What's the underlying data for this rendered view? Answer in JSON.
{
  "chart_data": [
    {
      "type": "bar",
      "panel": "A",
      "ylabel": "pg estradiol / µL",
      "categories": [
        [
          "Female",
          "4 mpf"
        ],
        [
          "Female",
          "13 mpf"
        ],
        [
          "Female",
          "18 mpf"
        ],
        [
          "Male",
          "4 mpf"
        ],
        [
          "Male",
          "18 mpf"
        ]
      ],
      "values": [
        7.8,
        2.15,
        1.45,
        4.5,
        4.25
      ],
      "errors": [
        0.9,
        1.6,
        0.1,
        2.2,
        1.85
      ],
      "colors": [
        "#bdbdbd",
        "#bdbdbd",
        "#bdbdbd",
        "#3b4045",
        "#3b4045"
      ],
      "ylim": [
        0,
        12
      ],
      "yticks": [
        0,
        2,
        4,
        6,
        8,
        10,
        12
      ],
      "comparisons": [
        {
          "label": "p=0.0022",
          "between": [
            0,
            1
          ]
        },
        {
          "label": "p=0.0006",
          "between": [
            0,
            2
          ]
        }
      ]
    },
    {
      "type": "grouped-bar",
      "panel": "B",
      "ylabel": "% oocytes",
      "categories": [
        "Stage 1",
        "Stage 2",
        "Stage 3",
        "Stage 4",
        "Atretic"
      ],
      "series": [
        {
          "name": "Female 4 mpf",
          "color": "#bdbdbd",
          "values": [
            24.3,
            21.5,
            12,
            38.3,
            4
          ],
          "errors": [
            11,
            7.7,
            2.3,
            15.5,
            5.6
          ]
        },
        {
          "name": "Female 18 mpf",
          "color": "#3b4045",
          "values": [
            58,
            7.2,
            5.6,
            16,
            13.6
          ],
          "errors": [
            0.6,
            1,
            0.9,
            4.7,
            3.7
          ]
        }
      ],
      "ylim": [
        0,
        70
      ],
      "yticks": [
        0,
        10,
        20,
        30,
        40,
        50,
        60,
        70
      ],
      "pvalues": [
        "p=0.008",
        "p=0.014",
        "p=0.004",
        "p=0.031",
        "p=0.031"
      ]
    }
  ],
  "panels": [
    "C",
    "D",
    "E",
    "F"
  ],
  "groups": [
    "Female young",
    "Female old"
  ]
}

______

Using the data above, repeat every line exactly.

#### [RESPONSE]
What's the underlying data for this rendered view? Answer in JSON.
{
  "chart_data": [
    {
      "type": "bar",
      "panel": "A",
      "ylabel": "pg estradiol / µL",
      "categories": [
        [
          "Female",
          "4 mpf"
        ],
        [
          "Female",
          "13 mpf"
        ],
        [
          "Female",
          "18 mpf"
        ],
        [
          "Male",
          "4 mpf"
        ],
        [
          "Male",
          "18 mpf"
        ]
      ],
      "values": [
        7.8,
        2.15,
        1.45,
        4.5,
        4.25
      ],
      "errors": [
        0.9,
        1.6,
        0.1,
        2.2,
        1.85
      ],
      "colors": [
        "#bdbdbd",
        "#bdbdbd",
        "#bdbdbd",
        "#3b4045",
        "#3b4045"
      ],
      "ylim": [
        0,
        12
      ],
      "yticks": [
        0,
        2,
        4,
        6,
        8,
        10,
        12
      ],
      "comparisons": [
        {
          "label": "p=0.0022",
          "between": [
            0,
            1
          ]
        },
        {
          "label": "p=0.0006",
          "between": [
            0,
            2
          ]
        }
      ]
    },
    {
      "type": "grouped-bar",
      "panel": "B",
      "ylabel": "% oocytes",
      "categories": [
        "Stage 1",
        "Stage 2",
        "Stage 3",
        "Stage 4",
        "Atretic"
      ],
      "series": [
        {
          "name": "Female 4 mpf",
          "color": "#bdbdbd",
          "values": [
            24.3,
            21.5,
            12,
            38.3,
            4
          ],
          "errors": [
            11,
            7.7,
            2.3,
            15.5,
            5.6
          ]
        },
        {
          "name": "Female 18 mpf",
          "color": "#3b4045",
          "values": [
            58,
            7.2,
            5.6,
            16,
            13.6
          ],
          "errors": [
            0.6,
            1,
            0.9,
            4.7,
            3.7
          ]
        }
      ],
      "ylim": [
        0,
        70
      ],
      "yticks": [
        0,
        10,
        20,
        30,
        40,
        50,
        60,
        70
      ],
      "pvalues": [
        "p=0.008",
        "p=0.014",
        "p=0.004",
        "p=0.031",
        "p=0.031"
      ]
    }
  ],
  "panels": [
    "C",
    "D",
    "E",
    "F"
  ],
  "groups": [
    "Female young",
    "Female old"
  ]
}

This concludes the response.